# Latihan:
[A] Dalam teks tentang kasus pembunuhan satwa lindung di Aceh, berapa lama hukuman penjara yang dijatuhkan majelis hakim untuk pembunuh Harimau Sumatera pada 2023?
[B] Tulis ulang sebagian teks, mulai dari kata "Sementara pada 2022, Kejari" dan berhenti setelah kata "menjadi 2 tahun 6 bulan penjara.". Ganti "pemburu babi" dengan "pemburu rusa".

# Teks:
___
Dalam kasus itu, para pelaku dituntut bervariasi seperti 5 pelaku dalam kasus pembunuhan Gajah Sumatera yang ditemukan tanpa kepala di area PT Bumi Flora dengan tuntutan masing-masing 54 bulan atau 4 tahun 6 bulan penjara pada tahun 2021. Namun, vonis hukuman yang dijatuhkan oleh majelis hakim hanya 3 tahun 6 bulan penjara.
“Sedangkan barang bukti pembunuhan dan perdagangan organ tubuh Gajah Sumatera berupa gading gajah baik yang telah diolah menjadi aksesoris maupun yang belum tersebut telah diserahkan ke Balai Konservasi Sumber Daya Alam (BKSDA) Aceh,” jelas Deby Rinaldy, Selasa (16/4).
Sementara pada 2022, Kejari Aceh Timur menuntut 2 terdakwa pemburu babi asal Sumatera Utara atas kematian 3 Harimau Sumatera akibat terjerat dengan hukuman masing-masing 2 tahun 6 bulan penjara. Namun, majelis hakim menjatuhkan vonis 16 bulan penjara dan diperberat oleh Pengadilan Tinggi Banda Aceh menjadi 2 tahun 6 bulan penjara.
“Untuk barang bukti berupa 3 bangkai Harimau langsung dikubur di lokasi karena sudah membusuk. Hanya beberapa helai bulu burung kuau raja dan dua alat penjerat seling/areng dalam keadaan rusak yang hanya dijadikan barang bukti lainnya dalam persidangan,” tambah Deby.
Kemudian pada 2023, Kejari Aceh Timur juga menuntut pembunuh Harimau Sumatera dengan cara menaburkan racun hama ke bangkai kambing yang dimangsa dengan tuntutan 2 tahun 6 bulan penjara. Vonis majelis hakim 1 tahun 8 bulan penjara.
“Untuk barang buktinya, dua hari setelah ditemukan mati langsung diambil BKSDA Aceh untuk dimusnahkan dengan cara dibakar dan dikubur. Walaupun saat itu belum diketahui apa penyebab matinya. Yang dibawa polisi sebagai barang bukti dalam persidangan hanya satu kantong plastik berwarna putih yang berisikan racun hama merek curater,” kata Deby Rinaldy.
Satwa Lindung Aceh Diincar Dunia
Jumlah perputaran uang hasil perdagangan satwa lindung merupakan yang terbesar ketiga di dunia, setelah perdagangan obat-obatan terlarang dan perdagangan senjata api ilegal. Para ahli di TRAFFIC, jaringan global pemantau perdagangan satwa liar, memperkirakan jumlahnya mencapai miliaran dolar AS.
Satwa lindung di Aceh pun tak luput dari incaran untuk diperjualbelikan di pasar lokal, nasional hingga ke pasar internasional sehingga memicu hilangnya keanekaragaman hayati, degradasi lingkungan, kerugian ekonomi, serta juga menjadi celah korupsi.
Pegiat lingkungan Tezar Pahlevi mengatakan, fenomena ini tak terlepas karena Aceh masih memiliki tutupan hutan yang masih bagus jika dibandingkan dengan daerah lain. Begitu juga dengan kekayaan alam yang dimiliki, termasuk flora dan fauna didalamnya.
___
# Baris Data:
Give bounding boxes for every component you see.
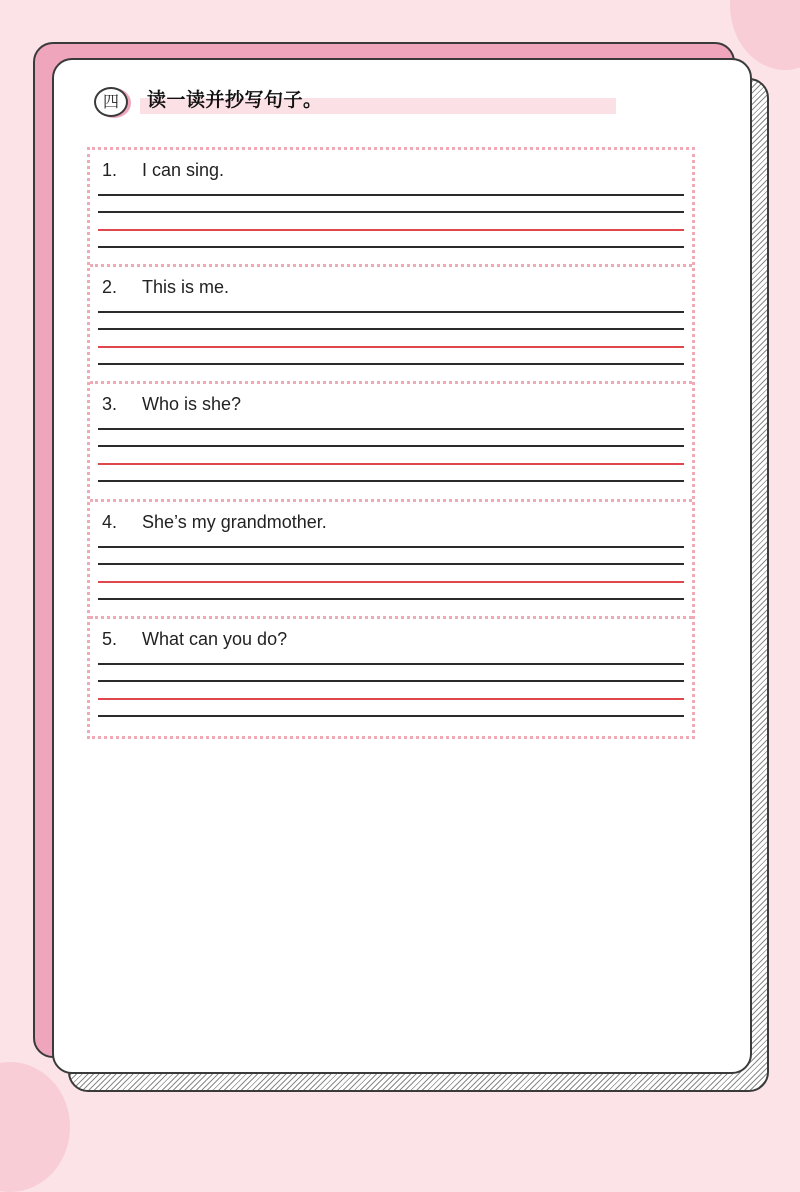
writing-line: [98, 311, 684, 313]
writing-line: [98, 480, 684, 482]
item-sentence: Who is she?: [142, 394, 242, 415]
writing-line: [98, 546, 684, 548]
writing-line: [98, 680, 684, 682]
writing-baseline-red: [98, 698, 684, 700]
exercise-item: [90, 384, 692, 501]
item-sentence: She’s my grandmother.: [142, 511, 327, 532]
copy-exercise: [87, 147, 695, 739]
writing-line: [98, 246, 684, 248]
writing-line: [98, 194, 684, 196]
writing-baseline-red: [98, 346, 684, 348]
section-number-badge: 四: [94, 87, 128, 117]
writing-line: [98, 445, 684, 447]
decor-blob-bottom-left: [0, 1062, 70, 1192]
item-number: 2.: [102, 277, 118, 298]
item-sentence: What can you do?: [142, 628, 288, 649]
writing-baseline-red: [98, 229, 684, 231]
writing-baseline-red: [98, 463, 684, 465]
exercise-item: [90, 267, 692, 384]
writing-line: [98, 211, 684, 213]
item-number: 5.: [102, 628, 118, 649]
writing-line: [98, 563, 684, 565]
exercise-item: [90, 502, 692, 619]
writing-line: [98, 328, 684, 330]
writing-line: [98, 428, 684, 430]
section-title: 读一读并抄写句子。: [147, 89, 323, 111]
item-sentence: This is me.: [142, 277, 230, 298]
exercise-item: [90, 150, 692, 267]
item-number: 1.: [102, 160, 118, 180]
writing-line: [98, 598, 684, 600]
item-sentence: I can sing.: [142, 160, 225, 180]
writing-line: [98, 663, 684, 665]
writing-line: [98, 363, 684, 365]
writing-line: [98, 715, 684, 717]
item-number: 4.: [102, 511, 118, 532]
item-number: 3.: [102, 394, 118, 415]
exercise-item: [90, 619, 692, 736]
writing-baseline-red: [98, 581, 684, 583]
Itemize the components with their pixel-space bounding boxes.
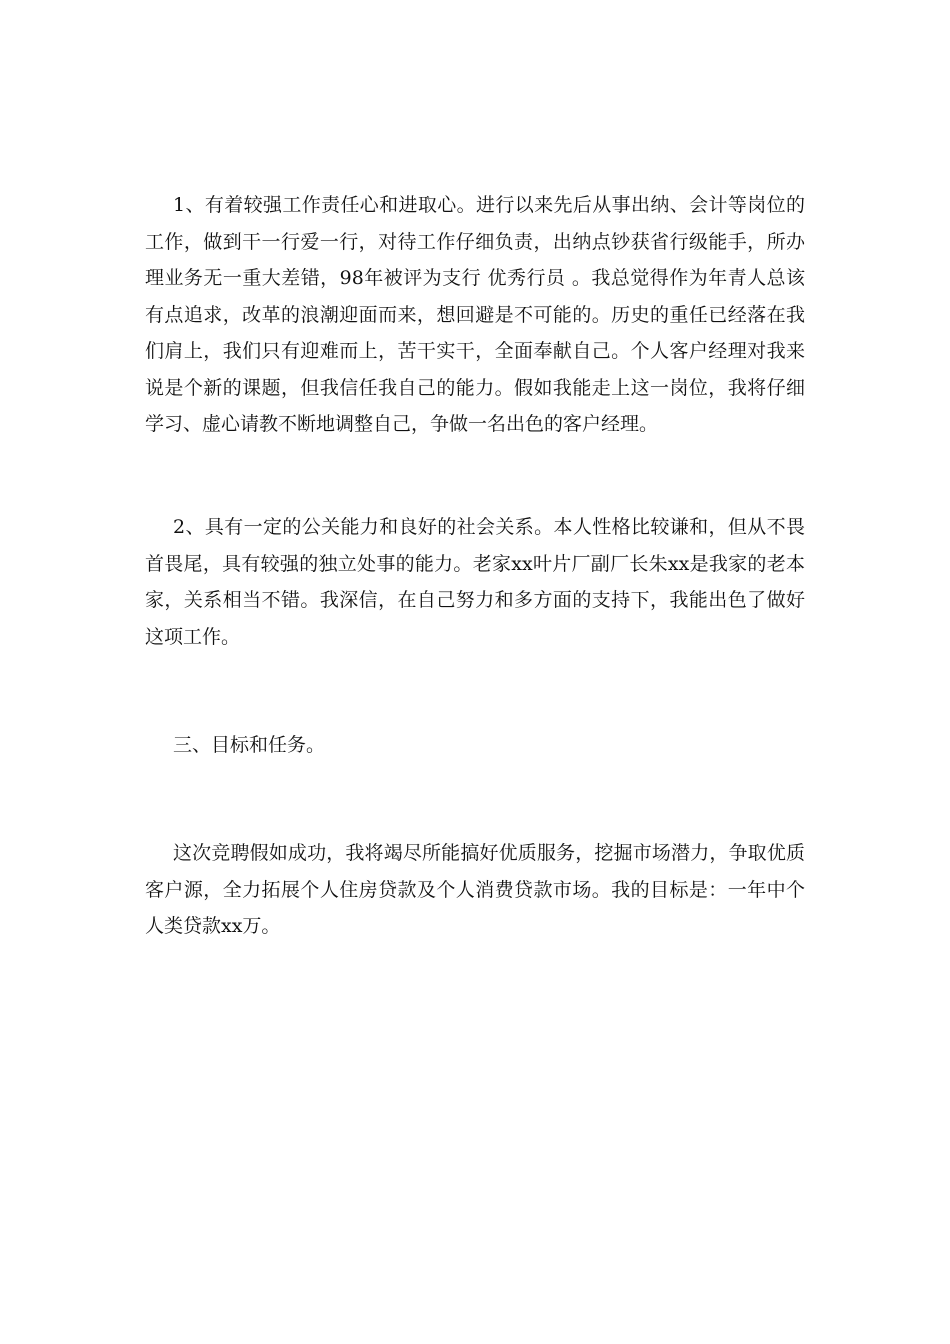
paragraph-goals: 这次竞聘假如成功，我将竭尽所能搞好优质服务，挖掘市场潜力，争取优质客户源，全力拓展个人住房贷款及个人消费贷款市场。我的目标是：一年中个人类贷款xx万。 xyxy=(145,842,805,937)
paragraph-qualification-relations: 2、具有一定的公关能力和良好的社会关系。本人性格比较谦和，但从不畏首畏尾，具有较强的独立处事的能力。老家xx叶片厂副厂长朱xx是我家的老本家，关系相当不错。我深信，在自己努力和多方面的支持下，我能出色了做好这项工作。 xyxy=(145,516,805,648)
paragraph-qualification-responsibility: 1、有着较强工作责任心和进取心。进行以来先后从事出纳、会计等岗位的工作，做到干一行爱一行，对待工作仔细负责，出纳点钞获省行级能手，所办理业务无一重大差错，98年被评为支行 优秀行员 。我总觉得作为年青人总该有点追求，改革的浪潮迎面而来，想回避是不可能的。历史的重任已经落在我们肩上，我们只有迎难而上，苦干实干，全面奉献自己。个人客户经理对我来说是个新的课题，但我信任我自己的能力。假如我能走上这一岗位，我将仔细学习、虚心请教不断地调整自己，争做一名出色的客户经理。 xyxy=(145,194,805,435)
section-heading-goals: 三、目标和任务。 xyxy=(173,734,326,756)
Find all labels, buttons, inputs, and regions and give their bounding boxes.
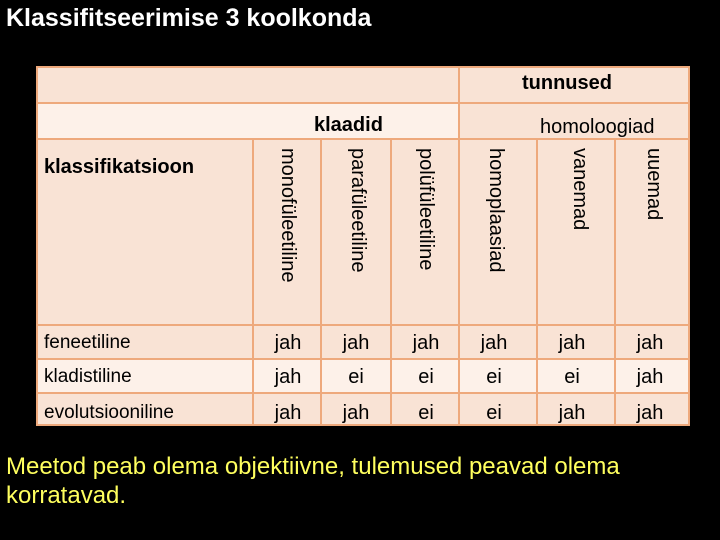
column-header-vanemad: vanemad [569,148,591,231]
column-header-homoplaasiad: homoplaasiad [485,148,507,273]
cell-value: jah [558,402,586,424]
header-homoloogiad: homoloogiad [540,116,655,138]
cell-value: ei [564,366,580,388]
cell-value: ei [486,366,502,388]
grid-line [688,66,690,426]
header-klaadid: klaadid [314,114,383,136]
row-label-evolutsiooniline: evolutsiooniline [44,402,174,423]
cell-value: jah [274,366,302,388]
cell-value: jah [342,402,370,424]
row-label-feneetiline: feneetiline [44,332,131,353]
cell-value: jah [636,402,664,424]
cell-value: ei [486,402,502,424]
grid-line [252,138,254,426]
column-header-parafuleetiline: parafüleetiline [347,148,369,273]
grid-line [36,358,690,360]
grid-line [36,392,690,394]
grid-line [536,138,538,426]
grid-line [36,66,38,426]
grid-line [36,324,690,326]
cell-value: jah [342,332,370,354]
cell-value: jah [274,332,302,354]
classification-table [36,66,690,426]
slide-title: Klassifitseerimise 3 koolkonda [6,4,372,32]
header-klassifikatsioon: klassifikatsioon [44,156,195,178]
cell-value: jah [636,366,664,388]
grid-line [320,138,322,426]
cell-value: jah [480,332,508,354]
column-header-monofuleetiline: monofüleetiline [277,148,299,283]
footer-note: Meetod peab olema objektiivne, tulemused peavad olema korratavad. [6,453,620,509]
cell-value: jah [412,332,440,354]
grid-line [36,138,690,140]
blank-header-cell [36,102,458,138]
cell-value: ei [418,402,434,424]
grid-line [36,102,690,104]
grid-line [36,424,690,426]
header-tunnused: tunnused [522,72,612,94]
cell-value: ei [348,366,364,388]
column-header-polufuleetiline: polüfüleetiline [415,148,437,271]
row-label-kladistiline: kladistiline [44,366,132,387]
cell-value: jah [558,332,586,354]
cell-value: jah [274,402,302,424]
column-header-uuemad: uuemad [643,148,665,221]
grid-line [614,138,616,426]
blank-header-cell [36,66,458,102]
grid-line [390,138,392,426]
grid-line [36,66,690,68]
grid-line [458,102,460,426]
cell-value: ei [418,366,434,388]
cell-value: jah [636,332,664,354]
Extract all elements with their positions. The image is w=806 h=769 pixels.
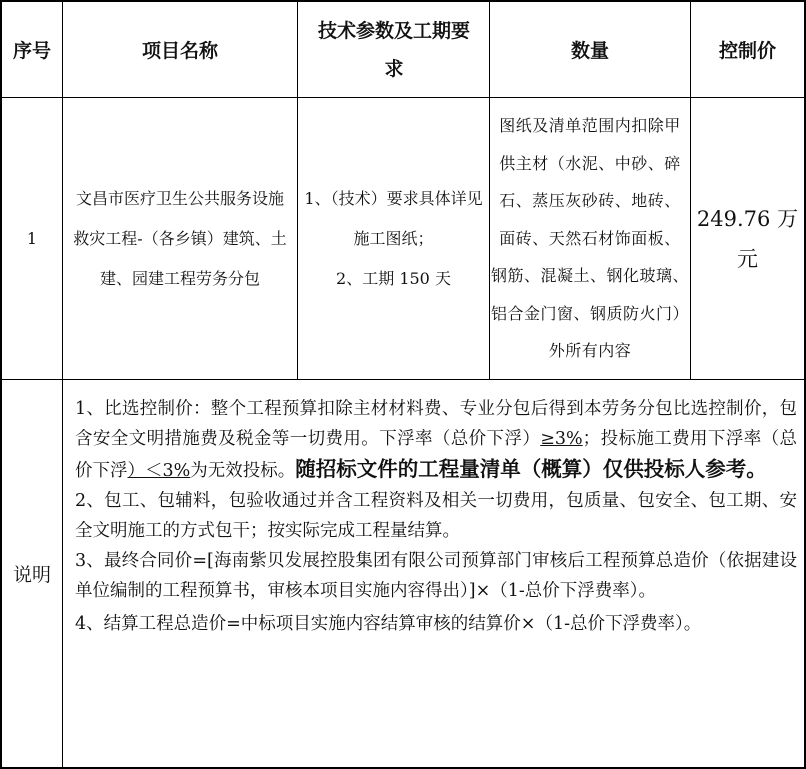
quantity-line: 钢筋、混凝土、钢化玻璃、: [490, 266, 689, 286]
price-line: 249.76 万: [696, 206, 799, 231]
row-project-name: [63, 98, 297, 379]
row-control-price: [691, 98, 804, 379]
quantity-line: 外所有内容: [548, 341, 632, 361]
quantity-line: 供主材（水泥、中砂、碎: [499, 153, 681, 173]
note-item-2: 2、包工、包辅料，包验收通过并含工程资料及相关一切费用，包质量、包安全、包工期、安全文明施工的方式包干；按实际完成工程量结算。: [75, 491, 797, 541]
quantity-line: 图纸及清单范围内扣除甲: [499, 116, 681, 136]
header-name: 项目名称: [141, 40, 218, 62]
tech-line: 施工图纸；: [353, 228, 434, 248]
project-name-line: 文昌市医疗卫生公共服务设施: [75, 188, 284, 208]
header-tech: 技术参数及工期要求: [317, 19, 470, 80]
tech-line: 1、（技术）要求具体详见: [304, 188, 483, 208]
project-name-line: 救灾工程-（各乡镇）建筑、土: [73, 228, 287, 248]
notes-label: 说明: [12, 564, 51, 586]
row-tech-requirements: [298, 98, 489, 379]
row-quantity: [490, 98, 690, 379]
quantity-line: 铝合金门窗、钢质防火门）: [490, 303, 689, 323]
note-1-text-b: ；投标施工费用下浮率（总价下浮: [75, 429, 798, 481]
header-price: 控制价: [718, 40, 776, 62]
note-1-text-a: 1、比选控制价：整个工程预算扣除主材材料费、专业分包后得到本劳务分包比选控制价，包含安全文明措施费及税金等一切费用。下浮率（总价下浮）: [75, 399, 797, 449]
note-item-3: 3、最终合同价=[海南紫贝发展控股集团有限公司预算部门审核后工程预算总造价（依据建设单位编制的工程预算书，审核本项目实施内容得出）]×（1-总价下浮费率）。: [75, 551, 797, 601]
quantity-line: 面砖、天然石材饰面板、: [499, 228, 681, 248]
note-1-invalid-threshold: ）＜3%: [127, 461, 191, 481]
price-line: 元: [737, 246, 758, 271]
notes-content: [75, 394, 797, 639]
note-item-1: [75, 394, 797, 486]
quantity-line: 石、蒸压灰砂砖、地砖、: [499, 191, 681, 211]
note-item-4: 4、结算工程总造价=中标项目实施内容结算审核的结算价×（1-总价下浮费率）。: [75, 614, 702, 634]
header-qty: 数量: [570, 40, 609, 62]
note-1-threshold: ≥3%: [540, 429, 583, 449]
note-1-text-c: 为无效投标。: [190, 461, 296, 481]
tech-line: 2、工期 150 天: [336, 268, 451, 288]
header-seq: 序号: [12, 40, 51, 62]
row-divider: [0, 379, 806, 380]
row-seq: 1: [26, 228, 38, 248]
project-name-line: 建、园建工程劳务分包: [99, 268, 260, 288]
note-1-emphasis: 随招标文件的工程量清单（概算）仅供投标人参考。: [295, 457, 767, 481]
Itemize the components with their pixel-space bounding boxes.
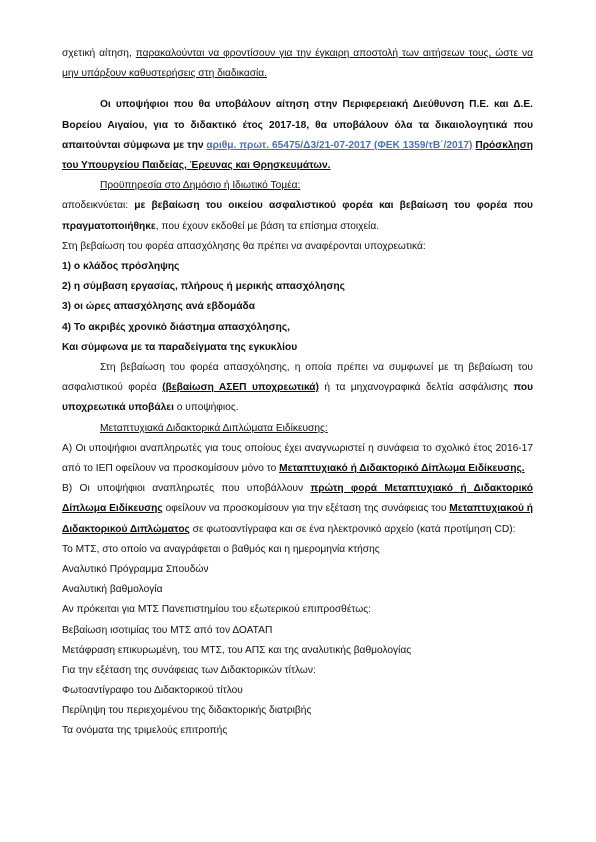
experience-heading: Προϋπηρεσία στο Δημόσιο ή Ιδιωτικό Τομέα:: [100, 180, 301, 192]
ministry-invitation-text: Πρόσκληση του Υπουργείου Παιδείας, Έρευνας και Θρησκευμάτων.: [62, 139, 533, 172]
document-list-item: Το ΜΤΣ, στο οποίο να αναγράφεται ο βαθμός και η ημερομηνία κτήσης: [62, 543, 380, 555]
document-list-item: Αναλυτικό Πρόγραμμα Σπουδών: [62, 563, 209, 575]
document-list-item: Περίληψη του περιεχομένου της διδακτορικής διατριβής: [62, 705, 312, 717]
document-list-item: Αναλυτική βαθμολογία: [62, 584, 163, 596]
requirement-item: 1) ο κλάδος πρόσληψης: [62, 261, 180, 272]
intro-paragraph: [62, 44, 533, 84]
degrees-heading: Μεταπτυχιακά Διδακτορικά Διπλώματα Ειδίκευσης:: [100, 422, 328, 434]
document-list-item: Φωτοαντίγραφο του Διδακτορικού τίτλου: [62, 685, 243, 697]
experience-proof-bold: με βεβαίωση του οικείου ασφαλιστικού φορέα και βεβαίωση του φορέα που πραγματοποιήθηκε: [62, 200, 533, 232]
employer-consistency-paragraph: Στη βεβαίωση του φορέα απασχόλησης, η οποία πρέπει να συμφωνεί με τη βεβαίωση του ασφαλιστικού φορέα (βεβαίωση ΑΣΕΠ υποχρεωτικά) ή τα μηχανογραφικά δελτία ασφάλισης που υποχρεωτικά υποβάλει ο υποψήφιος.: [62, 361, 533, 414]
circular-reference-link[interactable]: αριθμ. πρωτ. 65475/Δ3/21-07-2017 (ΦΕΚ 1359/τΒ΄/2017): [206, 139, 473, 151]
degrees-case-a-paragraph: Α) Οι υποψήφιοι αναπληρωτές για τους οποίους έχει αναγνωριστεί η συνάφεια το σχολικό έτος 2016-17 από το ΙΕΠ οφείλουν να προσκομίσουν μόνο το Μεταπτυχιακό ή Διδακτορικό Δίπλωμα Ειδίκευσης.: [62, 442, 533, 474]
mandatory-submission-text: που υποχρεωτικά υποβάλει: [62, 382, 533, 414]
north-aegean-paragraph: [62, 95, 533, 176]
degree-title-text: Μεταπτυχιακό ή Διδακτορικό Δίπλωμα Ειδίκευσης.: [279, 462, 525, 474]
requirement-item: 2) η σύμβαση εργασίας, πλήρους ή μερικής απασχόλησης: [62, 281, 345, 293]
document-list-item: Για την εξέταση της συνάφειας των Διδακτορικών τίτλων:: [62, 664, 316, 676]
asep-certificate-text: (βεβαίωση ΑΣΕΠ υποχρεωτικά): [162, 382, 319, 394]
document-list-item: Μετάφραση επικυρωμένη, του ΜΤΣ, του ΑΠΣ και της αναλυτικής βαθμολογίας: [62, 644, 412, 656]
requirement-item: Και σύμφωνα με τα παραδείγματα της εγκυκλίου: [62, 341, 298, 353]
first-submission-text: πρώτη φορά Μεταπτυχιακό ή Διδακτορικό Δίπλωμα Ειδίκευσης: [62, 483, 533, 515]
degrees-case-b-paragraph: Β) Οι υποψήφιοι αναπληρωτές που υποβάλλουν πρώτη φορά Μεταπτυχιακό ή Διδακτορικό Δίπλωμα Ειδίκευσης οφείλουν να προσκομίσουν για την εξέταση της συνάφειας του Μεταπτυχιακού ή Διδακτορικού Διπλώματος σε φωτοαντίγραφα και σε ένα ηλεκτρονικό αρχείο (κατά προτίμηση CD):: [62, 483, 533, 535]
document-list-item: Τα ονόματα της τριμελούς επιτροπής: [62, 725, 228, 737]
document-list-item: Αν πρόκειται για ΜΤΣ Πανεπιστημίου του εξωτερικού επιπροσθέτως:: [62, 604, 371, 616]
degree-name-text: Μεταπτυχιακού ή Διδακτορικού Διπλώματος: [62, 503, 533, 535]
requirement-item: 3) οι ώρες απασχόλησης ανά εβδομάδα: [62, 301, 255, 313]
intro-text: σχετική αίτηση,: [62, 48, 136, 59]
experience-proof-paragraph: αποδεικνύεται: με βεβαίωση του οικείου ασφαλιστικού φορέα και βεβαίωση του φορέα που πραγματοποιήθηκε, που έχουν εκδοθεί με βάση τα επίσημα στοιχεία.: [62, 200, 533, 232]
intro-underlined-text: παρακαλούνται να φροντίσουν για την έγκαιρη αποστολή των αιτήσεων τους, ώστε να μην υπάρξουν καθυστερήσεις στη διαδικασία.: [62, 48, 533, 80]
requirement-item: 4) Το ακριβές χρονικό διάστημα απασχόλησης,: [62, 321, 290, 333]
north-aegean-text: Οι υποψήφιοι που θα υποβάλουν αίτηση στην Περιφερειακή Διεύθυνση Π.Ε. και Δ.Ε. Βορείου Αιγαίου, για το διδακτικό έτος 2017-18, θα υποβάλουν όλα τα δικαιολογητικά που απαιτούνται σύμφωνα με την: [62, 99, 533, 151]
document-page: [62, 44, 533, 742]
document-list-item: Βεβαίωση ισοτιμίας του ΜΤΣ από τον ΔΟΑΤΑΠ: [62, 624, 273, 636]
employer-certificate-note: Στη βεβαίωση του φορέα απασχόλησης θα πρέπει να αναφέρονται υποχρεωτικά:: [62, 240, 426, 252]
___
# Jawaban Tiap Soal:
[A] 1 tahun 8 bulan penjara.

[B]
Sementara pada 2022, Kejari Aceh Timur menuntut 2 terdakwa pemburu rusa asal Sumatera Utara atas kematian 3 Harimau Sumatera akibat terjerat dengan hukuman masing-masing 2 tahun 6 bulan penjara. Namun, majelis hakim menjatuhkan vonis 16 bulan penjara dan diperberat oleh Pengadilan Tinggi Banda Aceh menjadi 2 tahun 6 bulan penjara.